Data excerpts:

-- start --

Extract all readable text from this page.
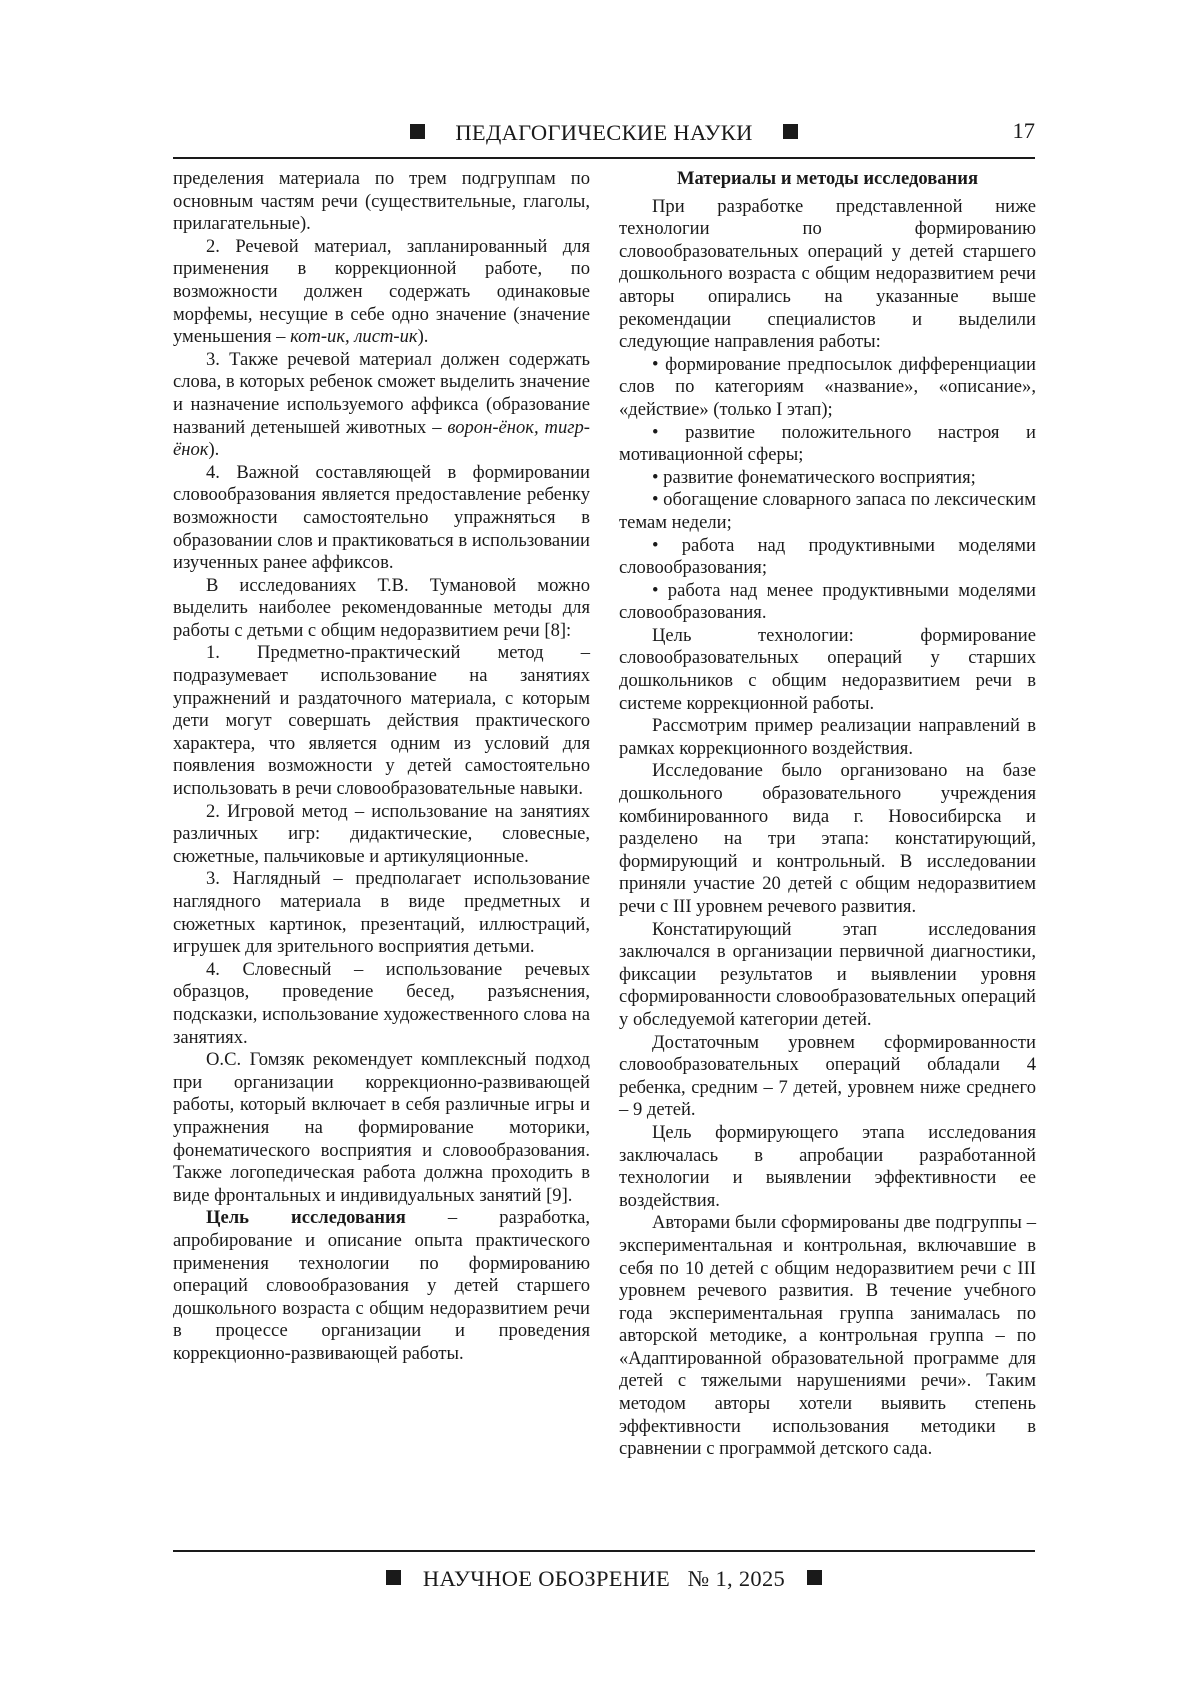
ПЕДАГОГИЧЕСКИЕ НАУКИ	17

пределения материала по трем подгруппам по основным частям речи (существительные, глаголы, прилагательные).

2. Речевой материал, запланированный для применения в коррекционной работе, по возможности должен содержать одинаковые морфемы, несущие в себе одно значение (значение уменьшения – кот-ик, лист-ик).

3. Также речевой материал должен содержать слова, в которых ребенок сможет выделить значение и назначение используемого аффикса (образование названий детенышей животных – ворон-ёнок, тигр-ёнок).

4. Важной составляющей в формировании словообразования является предоставление ребенку возможности самостоятельно упражняться в образовании слов и практиковаться в использовании изученных ранее аффиксов.

В исследованиях Т.В. Тумановой можно выделить наиболее рекомендованные методы для работы с детьми с общим недоразвитием речи [8]:

1. Предметно-практический метод – подразумевает использование на занятиях упражнений и раздаточного материала, с которым дети могут совершать действия практического характера, что является одним из условий для появления возможности у детей самостоятельно использовать в речи словообразовательные навыки.

2. Игровой метод – использование на занятиях различных игр: дидактические, словесные, сюжетные, пальчиковые и артикуляционные.

3. Наглядный – предполагает использование наглядного материала в виде предметных и сюжетных картинок, презентаций, иллюстраций, игрушек для зрительного восприятия детьми.

4. Словесный – использование речевых образцов, проведение бесед, разъяснения, подсказки, использование художественного слова на занятиях.

О.С. Гомзяк рекомендует комплексный подход при организации коррекционно-развивающей работы, который включает в себя различные игры и упражнения на формирование моторики, фонематического восприятия и словообразования. Также логопедическая работа должна проходить в виде фронтальных и индивидуальных занятий [9].

Цель исследования – разработка, апробирование и описание опыта практического применения технологии по формированию операций словообразования у детей старшего дошкольного возраста с общим недоразвитием речи в процессе организации и проведения коррекционно-развивающей работы.

Материалы и методы исследования

При разработке представленной ниже технологии по формированию словообразовательных операций у детей старшего дошкольного возраста с общим недоразвитием речи авторы опирались на указанные выше рекомендации специалистов и выделили следующие направления работы:

• формирование предпосылок дифференциации слов по категориям «название», «описание», «действие» (только I этап);

• развитие положительного настроя и мотивационной сферы;

• развитие фонематического восприятия;

• обогащение словарного запаса по лексическим темам недели;

• работа над продуктивными моделями словообразования;

• работа над менее продуктивными моделями словообразования.

Цель технологии: формирование словообразовательных операций у старших дошкольников с общим недоразвитием речи в системе коррекционной работы.

Рассмотрим пример реализации направлений в рамках коррекционного воздействия.

Исследование было организовано на базе дошкольного образовательного учреждения комбинированного вида г. Новосибирска и разделено на три этапа: констатирующий, формирующий и контрольный. В исследовании приняли участие 20 детей с общим недоразвитием речи с III уровнем речевого развития.

Констатирующий этап исследования заключался в организации первичной диагностики, фиксации результатов и выявлении уровня сформированности словообразовательных операций у обследуемой категории детей.

Достаточным уровнем сформированности словообразовательных операций обладали 4 ребенка, средним – 7 детей, уровнем ниже среднего – 9 детей.

Цель формирующего этапа исследования заключалась в апробации разработанной технологии и выявлении эффективности ее воздействия.

Авторами были сформированы две подгруппы – экспериментальная и контрольная, включавшие в себя по 10 детей с общим недоразвитием речи с III уровнем речевого развития. В течение учебного года экспериментальная группа занималась по авторской методике, а контрольная группа – по «Адаптированной образовательной программе для детей с тяжелыми нарушениями речи». Таким методом авторы хотели выявить степень эффективности использования методики в сравнении с программой детского сада.

НАУЧНОЕ ОБОЗРЕНИЕ № 1, 2025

-- end --

**Task requirements:** Find and copy each line above that includes the string "возможности".

**Full answer:**
2. Речевой материал, запланированный для применения в коррекционной работе, по возможности должен содержать одинаковые морфемы, несущие в себе одно значение (значение уменьшения – кот-ик, лист-ик).
4. Важной составляющей в формировании словообразования является предоставление ребенку возможности самостоятельно упражняться в образовании слов и практиковаться в использовании изученных ранее аффиксов.
1. Предметно-практический метод – подразумевает использование на занятиях упражнений и раздаточного материала, с которым дети могут совершать действия практического характера, что является одним из условий для появления возможности у детей самостоятельно использовать в речи словообразовательные навыки.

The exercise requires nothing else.